Television: NBC's workhorse sitcom ends after eight seasons. The cast and one of the creators say the timing is appropriate.

May 21, 1997|SUSAN KING | TIMES STAFF WRITER

Don't expect any big fireworks or bizarre surprises when the NBC sitcom "Wings" takes it final flight tonight after eight seasons and 172 episodes.

"I think 'Wings' ends the way it began," offers Steven Weber, who played Brian Hackett, the carefree womanizer who operated a one-plane airline on Nantucket Island with his serious-minded brother Joe (Tim Daly).

"It ends gently," Weber reports. "It doesn't go for a big sensational wallop. It ends the way it began. It sort of strolled in, hung around and then strolled out. Not everything has to have such an incredible dynamic that it captures audiences by the nape of the neck, shakes it around and throws it against the wall and then runs out."

He believes "Wings" reflected how people really are in terms of their everyday lives.

"People aren't all gorgeous and blond with tremendous breasts, and handsome with square jaws," says Weber, who recently starred in the ABC miniseries "The Shining." "There is not a lot of shooting and car chases. In many ways, the show portrayed a kind of heightened average behavior."

In the one-hour finale, Joe finds a suitcase in the attic that belonged to his dead father; it contains $1,000, a key and a note hidden in the lining that reads, "There's a lot more where this came from." And Joe's wife, Helen (Crystal Bernard), who runs the tiny airport's lunch counter, is offered a chance to study the cello in Vienna.

"Wings," created by David Angell, Peter Casey and David Lee--who went on to create "Frasier"--was sort of the Rodney Dangerfield of sitcoms. The comedy, which premiered in April 1990, never received an Emmy and earned little or no respect from critics. Many believed "Wings" achieved hit status simply because it aired for several seasons between "Cheers" and "L.A. Law."

Task to carry out: Extend the article about the "Wings" series finale, picking up right after its last sentence. The listing that comes next has no connection to the article about the end of "Wings."

Collected material:
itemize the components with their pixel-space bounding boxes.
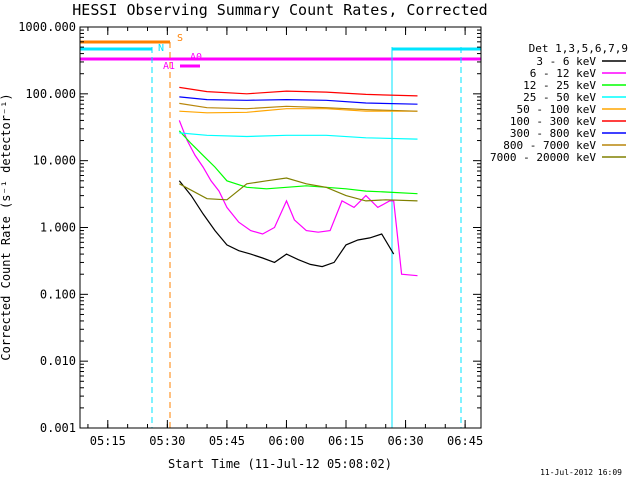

Expected answer:
"It was a good, utilitarian show," Weber says. "We did yeoman work for the network."

"They moved us around a lot," acknowledges producer Casey. "To the show's credit, for as much as it was moved, it was always put in a workhorse position and it usually ended up pulling the plow pretty well for them. It was a really good, solid, successful show and probably unappreciated."

Bernard, who is also a popular country-western singer, believes that "Wings" finally got a bit of recognition when it was chosen to anchor the Tuesday lineup beginning in the fall of 1994.

"It was NBC's worst night, and when people started watching Tuesday night, the network said, 'Well, "Wings" is a good show.' We felt like a stepchild. I think even the network didn't really know how solid we were or appreciate us."

Casey says the NBC ratings improved when the USA cable network began showing repeats in September 1993.

"More people were exposed to it," he says. "I must have bumped into three different episodes [on USA] when I was channel surfing yesterday. There was one year we counted five different shows that made jokes about how often 'Wings' was on the air. Obviously, other people were noticing."

Daly says "Wings" wasn't taken seriously because it was an "old-fashioned" show. "It was beautifully made and very smartly written," he says. "It was never sort of pushing the boundaries of the situation comedy like 'Seinfeld.' "

And it never made headlines. "I think a lot of times people in the media can only be excited by some kind of extracurricular media event--someone having an affair, someone coming out of the closet, someone fighting on the set," Daly says. "I think we should have been appreciated more for the quality of the show than [for] being some sort of an event."

Casey and the actors believe "Wings" is coming to an end at the right time. Last season, the series ranked No. 32 with an average of 15.7 million viewers. "Wings," which moved to Wednesdays in September, has lost a third of its audience this season and currently ranks 93rd.

"I think that our feeling was that one more year would have been one more year too many," Casey says. "The year before last, we felt there were some good shows left in it. This year it just felt like the right time. I think some of the cast was getting restless."

Daly acknowledges he was ready to bail. "I actually went to our creators at the beginning of December. I said, 'I can't come back. I can't do this anymore. Not because I am unhappy but because we sort of milked it for everything that was possible.' "

Casey says that "Wings" was a great learning experience for him and his partners, Lee and Angell, who previously had been writers and then executive producers and writers on "Cheers."

"It was a big difference running someone else's show and then creating your own show and running it," he says. "We were fortunate that we did a good and successful job with 'Wings.' I think 'Frasier' wouldn't have been as good a show as it is if that was our first effort."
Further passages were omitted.